■ What needs to be done: List every line in this data where the string "sopra" occurs.

[Recorded data]
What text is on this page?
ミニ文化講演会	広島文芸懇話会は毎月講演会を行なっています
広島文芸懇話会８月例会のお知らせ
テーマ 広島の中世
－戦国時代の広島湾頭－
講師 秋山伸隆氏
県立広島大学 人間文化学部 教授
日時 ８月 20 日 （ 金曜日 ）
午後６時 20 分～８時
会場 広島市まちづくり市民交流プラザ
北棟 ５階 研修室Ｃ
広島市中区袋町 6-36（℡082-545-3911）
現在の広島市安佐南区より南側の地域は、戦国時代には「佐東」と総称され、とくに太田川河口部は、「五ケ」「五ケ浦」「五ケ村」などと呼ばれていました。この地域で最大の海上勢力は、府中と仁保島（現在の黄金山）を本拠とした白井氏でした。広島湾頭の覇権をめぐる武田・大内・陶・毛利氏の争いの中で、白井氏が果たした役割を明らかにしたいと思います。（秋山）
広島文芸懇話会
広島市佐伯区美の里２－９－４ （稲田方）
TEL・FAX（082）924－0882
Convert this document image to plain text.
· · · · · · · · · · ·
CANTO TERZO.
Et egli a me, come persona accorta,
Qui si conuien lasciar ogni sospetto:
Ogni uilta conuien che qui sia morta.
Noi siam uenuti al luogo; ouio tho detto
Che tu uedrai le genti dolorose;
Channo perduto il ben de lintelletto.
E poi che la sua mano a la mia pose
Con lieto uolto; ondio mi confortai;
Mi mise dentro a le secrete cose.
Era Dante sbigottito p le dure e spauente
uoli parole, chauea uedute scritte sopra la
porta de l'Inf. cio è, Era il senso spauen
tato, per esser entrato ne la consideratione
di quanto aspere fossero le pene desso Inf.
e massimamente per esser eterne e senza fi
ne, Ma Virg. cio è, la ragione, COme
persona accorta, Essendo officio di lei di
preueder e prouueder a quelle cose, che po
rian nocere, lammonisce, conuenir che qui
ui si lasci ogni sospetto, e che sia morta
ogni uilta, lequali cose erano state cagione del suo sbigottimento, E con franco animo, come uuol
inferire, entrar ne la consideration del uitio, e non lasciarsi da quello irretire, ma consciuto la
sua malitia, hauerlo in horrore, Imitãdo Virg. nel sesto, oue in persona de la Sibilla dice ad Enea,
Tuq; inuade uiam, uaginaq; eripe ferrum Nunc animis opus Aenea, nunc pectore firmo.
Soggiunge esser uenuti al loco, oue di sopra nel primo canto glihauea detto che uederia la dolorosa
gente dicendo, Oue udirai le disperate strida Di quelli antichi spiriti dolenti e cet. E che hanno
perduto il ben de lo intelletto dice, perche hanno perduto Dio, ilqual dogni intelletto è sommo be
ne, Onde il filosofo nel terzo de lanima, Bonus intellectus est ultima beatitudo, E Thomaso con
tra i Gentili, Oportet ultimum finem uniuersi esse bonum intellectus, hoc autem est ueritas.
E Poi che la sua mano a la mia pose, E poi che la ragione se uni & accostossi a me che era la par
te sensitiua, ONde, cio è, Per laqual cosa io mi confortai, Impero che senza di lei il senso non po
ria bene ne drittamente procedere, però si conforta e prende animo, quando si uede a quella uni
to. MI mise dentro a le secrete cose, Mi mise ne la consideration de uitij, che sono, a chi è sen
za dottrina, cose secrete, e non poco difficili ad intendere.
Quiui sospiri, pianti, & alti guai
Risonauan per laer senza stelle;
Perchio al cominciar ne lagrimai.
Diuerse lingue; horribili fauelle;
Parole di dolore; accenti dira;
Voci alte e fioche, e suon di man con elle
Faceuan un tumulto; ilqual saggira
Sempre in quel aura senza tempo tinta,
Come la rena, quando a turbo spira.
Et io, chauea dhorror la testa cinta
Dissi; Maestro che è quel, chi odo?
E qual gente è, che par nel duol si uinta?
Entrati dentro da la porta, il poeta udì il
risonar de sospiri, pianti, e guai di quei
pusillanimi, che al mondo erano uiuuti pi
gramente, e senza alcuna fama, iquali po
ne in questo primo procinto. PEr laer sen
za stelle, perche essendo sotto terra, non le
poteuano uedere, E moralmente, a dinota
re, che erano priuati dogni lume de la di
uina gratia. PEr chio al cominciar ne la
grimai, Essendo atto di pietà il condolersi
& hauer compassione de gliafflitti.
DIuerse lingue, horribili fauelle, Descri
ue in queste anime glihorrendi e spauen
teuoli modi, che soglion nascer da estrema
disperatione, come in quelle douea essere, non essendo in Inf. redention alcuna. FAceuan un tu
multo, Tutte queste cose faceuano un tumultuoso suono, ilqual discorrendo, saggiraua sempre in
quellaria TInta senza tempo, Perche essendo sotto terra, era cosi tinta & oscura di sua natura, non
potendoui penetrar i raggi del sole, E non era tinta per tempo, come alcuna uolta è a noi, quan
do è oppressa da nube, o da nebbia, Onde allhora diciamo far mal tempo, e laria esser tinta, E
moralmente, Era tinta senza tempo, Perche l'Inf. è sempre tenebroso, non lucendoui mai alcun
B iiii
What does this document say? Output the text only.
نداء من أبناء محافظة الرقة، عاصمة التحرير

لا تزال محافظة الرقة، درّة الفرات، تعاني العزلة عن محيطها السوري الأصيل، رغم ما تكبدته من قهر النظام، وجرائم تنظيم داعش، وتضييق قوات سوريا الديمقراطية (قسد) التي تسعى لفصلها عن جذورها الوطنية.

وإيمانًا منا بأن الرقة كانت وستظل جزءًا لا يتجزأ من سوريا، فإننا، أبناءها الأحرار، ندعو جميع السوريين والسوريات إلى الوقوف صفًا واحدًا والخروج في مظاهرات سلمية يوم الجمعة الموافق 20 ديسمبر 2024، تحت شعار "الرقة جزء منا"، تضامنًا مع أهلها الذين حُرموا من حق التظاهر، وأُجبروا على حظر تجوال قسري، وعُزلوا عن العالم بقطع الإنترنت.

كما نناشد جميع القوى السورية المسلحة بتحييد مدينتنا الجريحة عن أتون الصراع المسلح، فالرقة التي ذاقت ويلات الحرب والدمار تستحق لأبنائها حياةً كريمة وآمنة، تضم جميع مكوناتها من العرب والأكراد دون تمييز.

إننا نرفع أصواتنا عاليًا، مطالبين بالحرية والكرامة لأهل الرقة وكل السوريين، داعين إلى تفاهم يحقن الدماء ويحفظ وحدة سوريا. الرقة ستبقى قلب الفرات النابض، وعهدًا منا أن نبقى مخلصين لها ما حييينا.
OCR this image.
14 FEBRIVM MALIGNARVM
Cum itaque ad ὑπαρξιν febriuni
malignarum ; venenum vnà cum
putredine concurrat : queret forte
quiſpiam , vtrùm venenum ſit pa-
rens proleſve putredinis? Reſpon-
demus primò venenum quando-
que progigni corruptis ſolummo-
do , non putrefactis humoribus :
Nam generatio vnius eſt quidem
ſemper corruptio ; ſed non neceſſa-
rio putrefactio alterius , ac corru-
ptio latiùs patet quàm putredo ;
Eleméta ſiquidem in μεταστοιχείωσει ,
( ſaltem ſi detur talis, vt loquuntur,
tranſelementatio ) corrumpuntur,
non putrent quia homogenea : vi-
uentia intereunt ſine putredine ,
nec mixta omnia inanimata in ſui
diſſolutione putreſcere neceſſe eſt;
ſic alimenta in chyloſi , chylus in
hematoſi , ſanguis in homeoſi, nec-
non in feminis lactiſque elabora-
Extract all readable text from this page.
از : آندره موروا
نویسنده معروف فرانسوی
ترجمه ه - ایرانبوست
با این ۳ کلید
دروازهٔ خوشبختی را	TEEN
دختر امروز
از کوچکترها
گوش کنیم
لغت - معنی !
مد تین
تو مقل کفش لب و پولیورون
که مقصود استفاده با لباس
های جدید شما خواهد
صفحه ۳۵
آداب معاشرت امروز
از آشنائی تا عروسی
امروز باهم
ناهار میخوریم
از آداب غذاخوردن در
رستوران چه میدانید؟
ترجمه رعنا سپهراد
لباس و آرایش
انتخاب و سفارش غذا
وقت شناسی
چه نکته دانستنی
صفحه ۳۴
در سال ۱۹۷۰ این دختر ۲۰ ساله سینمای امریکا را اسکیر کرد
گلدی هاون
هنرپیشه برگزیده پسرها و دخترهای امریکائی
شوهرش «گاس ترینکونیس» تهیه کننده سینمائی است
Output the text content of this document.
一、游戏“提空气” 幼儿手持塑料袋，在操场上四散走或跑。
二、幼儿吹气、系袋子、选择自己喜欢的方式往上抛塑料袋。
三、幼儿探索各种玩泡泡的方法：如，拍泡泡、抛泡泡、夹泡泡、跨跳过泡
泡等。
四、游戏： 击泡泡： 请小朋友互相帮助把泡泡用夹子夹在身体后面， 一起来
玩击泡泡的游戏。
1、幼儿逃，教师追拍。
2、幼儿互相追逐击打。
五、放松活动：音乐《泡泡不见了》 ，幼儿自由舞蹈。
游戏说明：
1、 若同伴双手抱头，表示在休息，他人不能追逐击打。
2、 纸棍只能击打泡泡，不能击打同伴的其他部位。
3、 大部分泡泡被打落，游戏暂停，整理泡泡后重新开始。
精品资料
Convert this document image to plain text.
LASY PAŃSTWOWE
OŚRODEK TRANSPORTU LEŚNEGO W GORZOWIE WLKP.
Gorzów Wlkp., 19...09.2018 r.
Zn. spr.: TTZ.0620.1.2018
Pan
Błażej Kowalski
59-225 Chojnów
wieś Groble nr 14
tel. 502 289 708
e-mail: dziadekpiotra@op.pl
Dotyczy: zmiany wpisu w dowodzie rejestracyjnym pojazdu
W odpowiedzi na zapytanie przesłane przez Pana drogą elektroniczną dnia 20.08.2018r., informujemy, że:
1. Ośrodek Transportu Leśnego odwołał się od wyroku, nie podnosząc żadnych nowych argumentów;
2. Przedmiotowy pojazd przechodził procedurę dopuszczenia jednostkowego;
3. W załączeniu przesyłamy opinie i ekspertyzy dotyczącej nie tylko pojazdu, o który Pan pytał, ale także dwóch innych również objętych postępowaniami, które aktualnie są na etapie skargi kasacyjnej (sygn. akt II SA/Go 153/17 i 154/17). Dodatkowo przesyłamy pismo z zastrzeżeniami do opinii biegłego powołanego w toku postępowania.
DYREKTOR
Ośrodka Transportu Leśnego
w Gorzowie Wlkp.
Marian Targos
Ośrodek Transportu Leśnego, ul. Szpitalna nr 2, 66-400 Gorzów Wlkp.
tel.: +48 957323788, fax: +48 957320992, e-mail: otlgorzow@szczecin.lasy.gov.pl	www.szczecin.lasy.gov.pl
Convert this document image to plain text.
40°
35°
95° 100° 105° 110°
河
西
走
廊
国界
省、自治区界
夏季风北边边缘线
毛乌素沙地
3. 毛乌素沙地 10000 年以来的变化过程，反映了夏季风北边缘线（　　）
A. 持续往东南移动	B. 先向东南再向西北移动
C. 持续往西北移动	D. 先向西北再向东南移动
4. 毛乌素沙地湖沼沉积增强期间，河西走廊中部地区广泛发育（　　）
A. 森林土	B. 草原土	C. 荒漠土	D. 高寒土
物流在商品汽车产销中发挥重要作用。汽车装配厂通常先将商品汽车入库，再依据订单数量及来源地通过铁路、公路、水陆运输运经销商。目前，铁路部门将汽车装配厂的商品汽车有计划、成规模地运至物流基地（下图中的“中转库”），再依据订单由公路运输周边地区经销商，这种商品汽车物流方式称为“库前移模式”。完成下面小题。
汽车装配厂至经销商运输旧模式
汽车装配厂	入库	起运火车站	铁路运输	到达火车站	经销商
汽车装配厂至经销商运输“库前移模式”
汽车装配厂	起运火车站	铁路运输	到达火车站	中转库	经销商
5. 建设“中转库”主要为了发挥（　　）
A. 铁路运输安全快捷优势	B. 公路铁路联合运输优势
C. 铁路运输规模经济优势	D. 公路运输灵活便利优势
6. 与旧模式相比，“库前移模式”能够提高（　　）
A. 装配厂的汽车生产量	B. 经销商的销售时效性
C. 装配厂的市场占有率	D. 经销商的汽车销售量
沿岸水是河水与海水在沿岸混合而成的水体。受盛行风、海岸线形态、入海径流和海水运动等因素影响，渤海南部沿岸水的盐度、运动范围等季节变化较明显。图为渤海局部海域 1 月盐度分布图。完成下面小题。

■ Task result:
uoli parole, chauea uedute scritte sopra la
Soggiunge esser uenuti al loco, oue di sopra nel primo canto glihauea detto che uederia la dolorosa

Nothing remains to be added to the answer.